[Collected data entries]
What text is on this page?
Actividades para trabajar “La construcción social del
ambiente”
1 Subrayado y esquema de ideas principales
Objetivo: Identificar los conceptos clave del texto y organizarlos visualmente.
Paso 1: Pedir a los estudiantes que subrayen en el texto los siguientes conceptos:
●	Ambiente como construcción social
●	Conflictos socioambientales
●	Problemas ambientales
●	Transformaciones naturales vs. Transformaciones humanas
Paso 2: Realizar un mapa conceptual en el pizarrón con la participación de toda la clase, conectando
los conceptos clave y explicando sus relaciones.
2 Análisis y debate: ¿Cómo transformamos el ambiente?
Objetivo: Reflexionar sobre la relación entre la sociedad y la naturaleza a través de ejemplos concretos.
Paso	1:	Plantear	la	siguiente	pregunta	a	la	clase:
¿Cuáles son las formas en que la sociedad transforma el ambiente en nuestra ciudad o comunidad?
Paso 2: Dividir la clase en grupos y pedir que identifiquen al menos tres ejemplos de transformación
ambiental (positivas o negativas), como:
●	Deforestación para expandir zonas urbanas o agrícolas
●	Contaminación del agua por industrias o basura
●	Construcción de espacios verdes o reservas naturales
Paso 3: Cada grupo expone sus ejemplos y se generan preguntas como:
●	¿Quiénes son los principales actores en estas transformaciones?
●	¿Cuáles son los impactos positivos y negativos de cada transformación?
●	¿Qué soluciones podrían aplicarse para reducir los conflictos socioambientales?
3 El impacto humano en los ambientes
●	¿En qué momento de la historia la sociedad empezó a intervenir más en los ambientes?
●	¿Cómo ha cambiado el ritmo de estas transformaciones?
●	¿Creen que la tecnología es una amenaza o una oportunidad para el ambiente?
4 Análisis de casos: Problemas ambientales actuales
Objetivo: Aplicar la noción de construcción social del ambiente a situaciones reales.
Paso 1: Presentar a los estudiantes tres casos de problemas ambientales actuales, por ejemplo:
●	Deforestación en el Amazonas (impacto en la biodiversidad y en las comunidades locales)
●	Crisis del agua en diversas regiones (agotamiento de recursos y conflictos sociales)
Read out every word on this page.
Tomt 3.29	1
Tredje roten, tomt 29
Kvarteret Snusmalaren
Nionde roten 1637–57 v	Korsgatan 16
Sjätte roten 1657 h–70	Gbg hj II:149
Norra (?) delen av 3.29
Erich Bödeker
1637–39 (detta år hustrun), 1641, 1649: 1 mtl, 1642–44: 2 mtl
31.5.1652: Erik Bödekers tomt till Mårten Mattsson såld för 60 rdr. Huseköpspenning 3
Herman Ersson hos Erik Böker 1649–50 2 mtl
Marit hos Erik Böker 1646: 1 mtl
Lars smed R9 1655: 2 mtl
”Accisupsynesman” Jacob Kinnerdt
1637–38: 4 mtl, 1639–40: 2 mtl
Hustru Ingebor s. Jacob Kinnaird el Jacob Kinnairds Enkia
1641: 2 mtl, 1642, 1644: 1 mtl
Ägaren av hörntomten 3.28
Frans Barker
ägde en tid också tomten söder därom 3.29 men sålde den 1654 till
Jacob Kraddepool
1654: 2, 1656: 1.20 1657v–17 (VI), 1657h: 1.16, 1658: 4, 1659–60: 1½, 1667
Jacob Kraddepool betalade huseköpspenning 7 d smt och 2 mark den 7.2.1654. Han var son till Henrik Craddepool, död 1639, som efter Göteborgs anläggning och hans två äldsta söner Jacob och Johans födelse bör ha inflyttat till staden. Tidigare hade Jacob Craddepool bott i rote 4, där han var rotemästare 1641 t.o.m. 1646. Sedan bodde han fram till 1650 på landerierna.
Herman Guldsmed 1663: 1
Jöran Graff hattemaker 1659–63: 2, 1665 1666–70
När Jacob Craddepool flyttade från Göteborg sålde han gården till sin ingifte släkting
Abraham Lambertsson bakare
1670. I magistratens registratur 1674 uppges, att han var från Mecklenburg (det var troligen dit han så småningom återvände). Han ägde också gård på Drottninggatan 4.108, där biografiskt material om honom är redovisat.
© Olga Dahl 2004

Exercise task:
Write each line above out exactly.

Exercise result:
What text is on this page?
Actividades para trabajar “La construcción social del
ambiente”
1 Subrayado y esquema de ideas principales
Objetivo: Identificar los conceptos clave del texto y organizarlos visualmente.
Paso 1: Pedir a los estudiantes que subrayen en el texto los siguientes conceptos:
●	Ambiente como construcción social
●	Conflictos socioambientales
●	Problemas ambientales
●	Transformaciones naturales vs. Transformaciones humanas
Paso 2: Realizar un mapa conceptual en el pizarrón con la participación de toda la clase, conectando
los conceptos clave y explicando sus relaciones.
2 Análisis y debate: ¿Cómo transformamos el ambiente?
Objetivo: Reflexionar sobre la relación entre la sociedad y la naturaleza a través de ejemplos concretos.
Paso	1:	Plantear	la	siguiente	pregunta	a	la	clase:
¿Cuáles son las formas en que la sociedad transforma el ambiente en nuestra ciudad o comunidad?
Paso 2: Dividir la clase en grupos y pedir que identifiquen al menos tres ejemplos de transformación
ambiental (positivas o negativas), como:
●	Deforestación para expandir zonas urbanas o agrícolas
●	Contaminación del agua por industrias o basura
●	Construcción de espacios verdes o reservas naturales
Paso 3: Cada grupo expone sus ejemplos y se generan preguntas como:
●	¿Quiénes son los principales actores en estas transformaciones?
●	¿Cuáles son los impactos positivos y negativos de cada transformación?
●	¿Qué soluciones podrían aplicarse para reducir los conflictos socioambientales?
3 El impacto humano en los ambientes
●	¿En qué momento de la historia la sociedad empezó a intervenir más en los ambientes?
●	¿Cómo ha cambiado el ritmo de estas transformaciones?
●	¿Creen que la tecnología es una amenaza o una oportunidad para el ambiente?
4 Análisis de casos: Problemas ambientales actuales
Objetivo: Aplicar la noción de construcción social del ambiente a situaciones reales.
Paso 1: Presentar a los estudiantes tres casos de problemas ambientales actuales, por ejemplo:
●	Deforestación en el Amazonas (impacto en la biodiversidad y en las comunidades locales)
●	Crisis del agua en diversas regiones (agotamiento de recursos y conflictos sociales)
Read out every word on this page.
Tomt 3.29	1
Tredje roten, tomt 29
Kvarteret Snusmalaren
Nionde roten 1637–57 v	Korsgatan 16
Sjätte roten 1657 h–70	Gbg hj II:149
Norra (?) delen av 3.29
Erich Bödeker
1637–39 (detta år hustrun), 1641, 1649: 1 mtl, 1642–44: 2 mtl
31.5.1652: Erik Bödekers tomt till Mårten Mattsson såld för 60 rdr. Huseköpspenning 3
Herman Ersson hos Erik Böker 1649–50 2 mtl
Marit hos Erik Böker 1646: 1 mtl
Lars smed R9 1655: 2 mtl
”Accisupsynesman” Jacob Kinnerdt
1637–38: 4 mtl, 1639–40: 2 mtl
Hustru Ingebor s. Jacob Kinnaird el Jacob Kinnairds Enkia
1641: 2 mtl, 1642, 1644: 1 mtl
Ägaren av hörntomten 3.28
Frans Barker
ägde en tid också tomten söder därom 3.29 men sålde den 1654 till
Jacob Kraddepool
1654: 2, 1656: 1.20 1657v–17 (VI), 1657h: 1.16, 1658: 4, 1659–60: 1½, 1667
Jacob Kraddepool betalade huseköpspenning 7 d smt och 2 mark den 7.2.1654. Han var son till Henrik Craddepool, död 1639, som efter Göteborgs anläggning och hans två äldsta söner Jacob och Johans födelse bör ha inflyttat till staden. Tidigare hade Jacob Craddepool bott i rote 4, där han var rotemästare 1641 t.o.m. 1646. Sedan bodde han fram till 1650 på landerierna.
Herman Guldsmed 1663: 1
Jöran Graff hattemaker 1659–63: 2, 1665 1666–70
När Jacob Craddepool flyttade från Göteborg sålde han gården till sin ingifte släkting
Abraham Lambertsson bakare
1670. I magistratens registratur 1674 uppges, att han var från Mecklenburg (det var troligen dit han så småningom återvände). Han ägde också gård på Drottninggatan 4.108, där biografiskt material om honom är redovisat.
© Olga Dahl 2004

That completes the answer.